__INSTRUCTIONS FOR THE TASK__.
Write the entries below out again exactly; any picture in them stays out.

[Stored data]
•••••
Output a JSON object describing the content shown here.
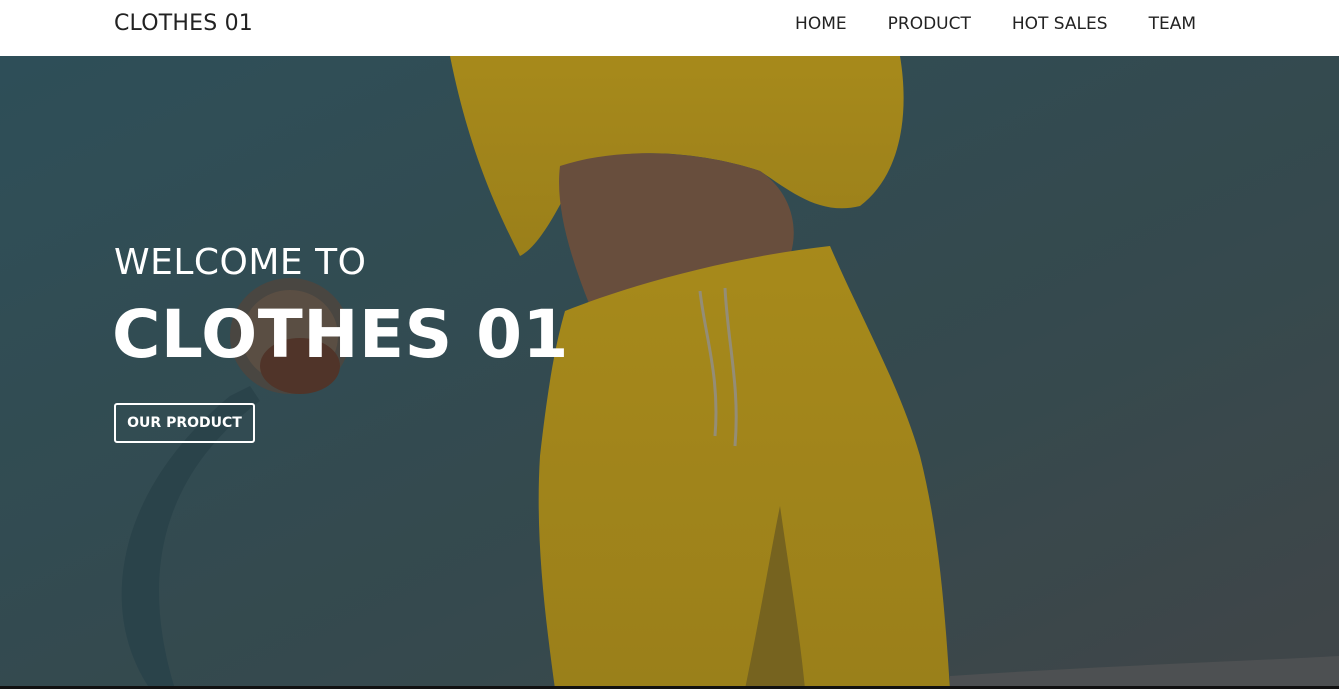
{
  "navbar": {
    "brand": "CLOTHES 01",
    "links": [
      "HOME",
      "PRODUCT",
      "HOT SALES",
      "TEAM"
    ]
  },
  "hero": {
    "subtitle": "WELCOME TO",
    "title": "CLOTHES 01",
    "cta_label": "OUR PRODUCT"
  },
  "colors": {
    "navbar_bg": "#ffffff",
    "hero_text": "#ffffff",
    "outfit_yellow": "#c9a31a",
    "sky": "#2d4a56"
  }
}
•••••
__WRITTEN RESPONSE__.
Output a JSON object describing the content shown here.
{
  "navbar": {
    "brand": "CLOTHES 01",
    "links": [
      "HOME",
      "PRODUCT",
      "HOT SALES",
      "TEAM"
    ]
  },
  "hero": {
    "subtitle": "WELCOME TO",
    "title": "CLOTHES 01",
    "cta_label": "OUR PRODUCT"
  },
  "colors": {
    "navbar_bg": "#ffffff",
    "hero_text": "#ffffff",
    "outfit_yellow": "#c9a31a",
    "sky": "#2d4a56"
  }
}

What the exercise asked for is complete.